Region and label listings:
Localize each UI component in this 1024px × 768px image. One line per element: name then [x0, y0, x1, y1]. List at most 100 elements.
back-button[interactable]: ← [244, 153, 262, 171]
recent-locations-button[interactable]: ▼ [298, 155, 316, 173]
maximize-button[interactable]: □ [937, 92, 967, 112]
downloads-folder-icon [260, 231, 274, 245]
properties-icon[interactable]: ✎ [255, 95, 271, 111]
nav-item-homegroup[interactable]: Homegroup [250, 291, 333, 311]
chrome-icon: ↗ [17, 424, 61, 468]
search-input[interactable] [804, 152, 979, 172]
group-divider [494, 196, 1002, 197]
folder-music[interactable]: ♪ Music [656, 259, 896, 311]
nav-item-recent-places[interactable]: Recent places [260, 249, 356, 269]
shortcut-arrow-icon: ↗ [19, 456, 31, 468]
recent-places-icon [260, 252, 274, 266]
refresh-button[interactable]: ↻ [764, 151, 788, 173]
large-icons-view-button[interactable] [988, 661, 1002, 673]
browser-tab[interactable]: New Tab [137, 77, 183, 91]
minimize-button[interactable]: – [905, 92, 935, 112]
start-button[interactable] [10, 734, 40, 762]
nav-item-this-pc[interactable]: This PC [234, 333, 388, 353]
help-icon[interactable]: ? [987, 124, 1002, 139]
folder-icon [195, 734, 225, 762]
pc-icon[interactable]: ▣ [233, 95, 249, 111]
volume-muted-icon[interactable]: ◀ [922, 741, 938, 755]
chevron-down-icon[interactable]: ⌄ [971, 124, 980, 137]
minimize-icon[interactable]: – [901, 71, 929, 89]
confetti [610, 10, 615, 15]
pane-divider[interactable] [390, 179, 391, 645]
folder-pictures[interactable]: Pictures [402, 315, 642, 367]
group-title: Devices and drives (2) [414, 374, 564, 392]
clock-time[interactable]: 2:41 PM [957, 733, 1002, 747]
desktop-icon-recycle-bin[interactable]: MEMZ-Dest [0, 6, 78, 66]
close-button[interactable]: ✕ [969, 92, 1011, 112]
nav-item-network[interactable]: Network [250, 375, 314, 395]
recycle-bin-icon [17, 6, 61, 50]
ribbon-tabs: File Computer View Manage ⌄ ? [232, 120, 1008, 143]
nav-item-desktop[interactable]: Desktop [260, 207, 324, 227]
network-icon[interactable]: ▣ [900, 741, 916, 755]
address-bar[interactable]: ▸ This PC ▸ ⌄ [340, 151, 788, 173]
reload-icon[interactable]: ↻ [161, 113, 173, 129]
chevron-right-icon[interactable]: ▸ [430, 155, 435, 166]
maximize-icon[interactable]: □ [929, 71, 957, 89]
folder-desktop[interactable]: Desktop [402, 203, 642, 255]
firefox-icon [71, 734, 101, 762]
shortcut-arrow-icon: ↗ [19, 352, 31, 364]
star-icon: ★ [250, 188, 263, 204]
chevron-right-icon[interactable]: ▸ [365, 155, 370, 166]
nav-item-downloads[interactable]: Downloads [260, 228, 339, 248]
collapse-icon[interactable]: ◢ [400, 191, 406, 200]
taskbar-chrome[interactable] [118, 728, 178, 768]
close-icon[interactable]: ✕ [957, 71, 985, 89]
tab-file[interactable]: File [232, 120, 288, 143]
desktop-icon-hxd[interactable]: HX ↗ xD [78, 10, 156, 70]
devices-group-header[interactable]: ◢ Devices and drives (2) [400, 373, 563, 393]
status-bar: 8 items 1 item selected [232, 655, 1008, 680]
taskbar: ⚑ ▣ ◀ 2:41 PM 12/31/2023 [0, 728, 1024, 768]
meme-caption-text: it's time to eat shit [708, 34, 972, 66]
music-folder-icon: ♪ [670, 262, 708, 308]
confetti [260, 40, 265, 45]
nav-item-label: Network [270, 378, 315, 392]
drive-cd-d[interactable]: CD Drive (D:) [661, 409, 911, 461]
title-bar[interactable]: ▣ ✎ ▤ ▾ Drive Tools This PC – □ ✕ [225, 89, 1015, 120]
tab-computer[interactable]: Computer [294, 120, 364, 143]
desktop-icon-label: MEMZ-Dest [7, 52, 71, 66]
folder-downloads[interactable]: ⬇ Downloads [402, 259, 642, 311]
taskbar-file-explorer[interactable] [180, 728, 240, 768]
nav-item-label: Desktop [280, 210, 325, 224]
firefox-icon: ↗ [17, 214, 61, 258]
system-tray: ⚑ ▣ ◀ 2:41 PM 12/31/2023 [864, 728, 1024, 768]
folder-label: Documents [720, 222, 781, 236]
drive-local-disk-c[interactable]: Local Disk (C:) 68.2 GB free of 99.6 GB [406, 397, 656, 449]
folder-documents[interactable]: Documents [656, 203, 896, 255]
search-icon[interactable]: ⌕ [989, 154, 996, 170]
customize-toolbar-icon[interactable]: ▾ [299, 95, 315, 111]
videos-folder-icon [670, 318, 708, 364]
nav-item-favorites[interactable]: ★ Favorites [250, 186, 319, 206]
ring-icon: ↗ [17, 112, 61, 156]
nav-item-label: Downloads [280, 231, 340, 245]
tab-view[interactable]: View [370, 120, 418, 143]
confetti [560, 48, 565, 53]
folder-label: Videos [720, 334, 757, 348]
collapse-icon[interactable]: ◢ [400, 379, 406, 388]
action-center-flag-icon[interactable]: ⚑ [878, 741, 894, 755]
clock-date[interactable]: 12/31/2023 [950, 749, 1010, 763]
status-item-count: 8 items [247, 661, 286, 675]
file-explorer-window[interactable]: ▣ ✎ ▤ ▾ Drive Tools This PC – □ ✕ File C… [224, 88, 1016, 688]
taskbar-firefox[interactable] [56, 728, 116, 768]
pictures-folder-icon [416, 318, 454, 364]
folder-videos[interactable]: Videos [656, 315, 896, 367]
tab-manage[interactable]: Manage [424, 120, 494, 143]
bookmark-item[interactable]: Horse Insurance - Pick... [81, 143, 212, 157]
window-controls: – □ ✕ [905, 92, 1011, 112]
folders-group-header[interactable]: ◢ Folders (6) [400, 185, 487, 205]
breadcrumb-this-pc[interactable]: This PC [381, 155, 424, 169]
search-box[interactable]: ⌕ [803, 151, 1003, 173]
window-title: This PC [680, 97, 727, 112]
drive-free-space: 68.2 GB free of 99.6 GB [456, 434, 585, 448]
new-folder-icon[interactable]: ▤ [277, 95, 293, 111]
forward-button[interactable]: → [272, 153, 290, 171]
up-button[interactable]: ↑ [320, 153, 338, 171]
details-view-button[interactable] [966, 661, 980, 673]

> _Given request_: Copy every row above word for word.

> _Worked solution_:
Localize each UI component in this 1024px × 768px image. One line per element: name then [x0, y0, x1, y1]. List at most 100 elements.
back-button[interactable]: ← [244, 153, 262, 171]
recent-locations-button[interactable]: ▼ [298, 155, 316, 173]
maximize-button[interactable]: □ [937, 92, 967, 112]
downloads-folder-icon [260, 231, 274, 245]
properties-icon[interactable]: ✎ [255, 95, 271, 111]
nav-item-homegroup[interactable]: Homegroup [250, 291, 333, 311]
chrome-icon: ↗ [17, 424, 61, 468]
search-input[interactable] [804, 152, 979, 172]
group-divider [494, 196, 1002, 197]
folder-music[interactable]: ♪ Music [656, 259, 896, 311]
nav-item-recent-places[interactable]: Recent places [260, 249, 356, 269]
shortcut-arrow-icon: ↗ [19, 456, 31, 468]
recent-places-icon [260, 252, 274, 266]
refresh-button[interactable]: ↻ [764, 151, 788, 173]
large-icons-view-button[interactable] [988, 661, 1002, 673]
browser-tab[interactable]: New Tab [137, 77, 183, 91]
minimize-button[interactable]: – [905, 92, 935, 112]
start-button[interactable] [10, 734, 40, 762]
nav-item-this-pc[interactable]: This PC [234, 333, 388, 353]
help-icon[interactable]: ? [987, 124, 1002, 139]
folder-icon [195, 734, 225, 762]
pc-icon[interactable]: ▣ [233, 95, 249, 111]
volume-muted-icon[interactable]: ◀ [922, 741, 938, 755]
chevron-down-icon[interactable]: ⌄ [971, 124, 980, 137]
minimize-icon[interactable]: – [901, 71, 929, 89]
confetti [610, 10, 615, 15]
pane-divider[interactable] [390, 179, 391, 645]
folder-pictures[interactable]: Pictures [402, 315, 642, 367]
group-title: Devices and drives (2) [414, 374, 564, 392]
clock-time[interactable]: 2:41 PM [957, 733, 1002, 747]
desktop-icon-recycle-bin[interactable]: MEMZ-Dest [0, 6, 78, 66]
close-button[interactable]: ✕ [969, 92, 1011, 112]
nav-item-network[interactable]: Network [250, 375, 314, 395]
recycle-bin-icon [17, 6, 61, 50]
ribbon-tabs: File Computer View Manage ⌄ ? [232, 120, 1008, 143]
nav-item-desktop[interactable]: Desktop [260, 207, 324, 227]
network-icon[interactable]: ▣ [900, 741, 916, 755]
address-bar[interactable]: ▸ This PC ▸ ⌄ [340, 151, 788, 173]
reload-icon[interactable]: ↻ [161, 113, 173, 129]
chevron-right-icon[interactable]: ▸ [430, 155, 435, 166]
maximize-icon[interactable]: □ [929, 71, 957, 89]
folder-desktop[interactable]: Desktop [402, 203, 642, 255]
firefox-icon [71, 734, 101, 762]
shortcut-arrow-icon: ↗ [19, 352, 31, 364]
star-icon: ★ [250, 188, 263, 204]
chevron-right-icon[interactable]: ▸ [365, 155, 370, 166]
nav-item-downloads[interactable]: Downloads [260, 228, 339, 248]
collapse-icon[interactable]: ◢ [400, 191, 406, 200]
taskbar-chrome[interactable] [118, 728, 178, 768]
close-icon[interactable]: ✕ [957, 71, 985, 89]
tab-file[interactable]: File [232, 120, 288, 143]
desktop-icon-hxd[interactable]: HX ↗ xD [78, 10, 156, 70]
devices-group-header[interactable]: ◢ Devices and drives (2) [400, 373, 563, 393]
status-bar: 8 items 1 item selected [232, 655, 1008, 680]
taskbar: ⚑ ▣ ◀ 2:41 PM 12/31/2023 [0, 728, 1024, 768]
meme-caption-text: it's time to eat shit [708, 34, 972, 66]
music-folder-icon: ♪ [670, 262, 708, 308]
confetti [260, 40, 265, 45]
nav-item-label: Network [270, 378, 315, 392]
drive-cd-d[interactable]: CD Drive (D:) [661, 409, 911, 461]
title-bar[interactable]: ▣ ✎ ▤ ▾ Drive Tools This PC – □ ✕ [225, 89, 1015, 120]
tab-computer[interactable]: Computer [294, 120, 364, 143]
desktop-icon-label: MEMZ-Dest [7, 52, 71, 66]
folder-downloads[interactable]: ⬇ Downloads [402, 259, 642, 311]
taskbar-file-explorer[interactable] [180, 728, 240, 768]
nav-item-label: Desktop [280, 210, 325, 224]
firefox-icon: ↗ [17, 214, 61, 258]
system-tray: ⚑ ▣ ◀ 2:41 PM 12/31/2023 [864, 728, 1024, 768]
folder-label: Documents [720, 222, 781, 236]
drive-local-disk-c[interactable]: Local Disk (C:) 68.2 GB free of 99.6 GB [406, 397, 656, 449]
folder-documents[interactable]: Documents [656, 203, 896, 255]
search-icon[interactable]: ⌕ [989, 154, 996, 170]
customize-toolbar-icon[interactable]: ▾ [299, 95, 315, 111]
videos-folder-icon [670, 318, 708, 364]
nav-item-favorites[interactable]: ★ Favorites [250, 186, 319, 206]
ring-icon: ↗ [17, 112, 61, 156]
nav-item-label: Downloads [280, 231, 340, 245]
tab-view[interactable]: View [370, 120, 418, 143]
confetti [560, 48, 565, 53]
folder-label: Videos [720, 334, 757, 348]
collapse-icon[interactable]: ◢ [400, 379, 406, 388]
action-center-flag-icon[interactable]: ⚑ [878, 741, 894, 755]
clock-date[interactable]: 12/31/2023 [950, 749, 1010, 763]
status-item-count: 8 items [247, 661, 286, 675]
file-explorer-window[interactable]: ▣ ✎ ▤ ▾ Drive Tools This PC – □ ✕ File C… [224, 88, 1016, 688]
taskbar-firefox[interactable] [56, 728, 116, 768]
pictures-folder-icon [416, 318, 454, 364]
folder-videos[interactable]: Videos [656, 315, 896, 367]
tab-manage[interactable]: Manage [424, 120, 494, 143]
bookmark-item[interactable]: Horse Insurance - Pick... [81, 143, 212, 157]
window-controls: – □ ✕ [905, 92, 1011, 112]
folders-group-header[interactable]: ◢ Folders (6) [400, 185, 487, 205]
breadcrumb-this-pc[interactable]: This PC [381, 155, 424, 169]
search-box[interactable]: ⌕ [803, 151, 1003, 173]
window-title: This PC [680, 97, 727, 112]
drive-free-space: 68.2 GB free of 99.6 GB [456, 434, 585, 448]
new-folder-icon[interactable]: ▤ [277, 95, 293, 111]
forward-button[interactable]: → [272, 153, 290, 171]
up-button[interactable]: ↑ [320, 153, 338, 171]
details-view-button[interactable] [966, 661, 980, 673]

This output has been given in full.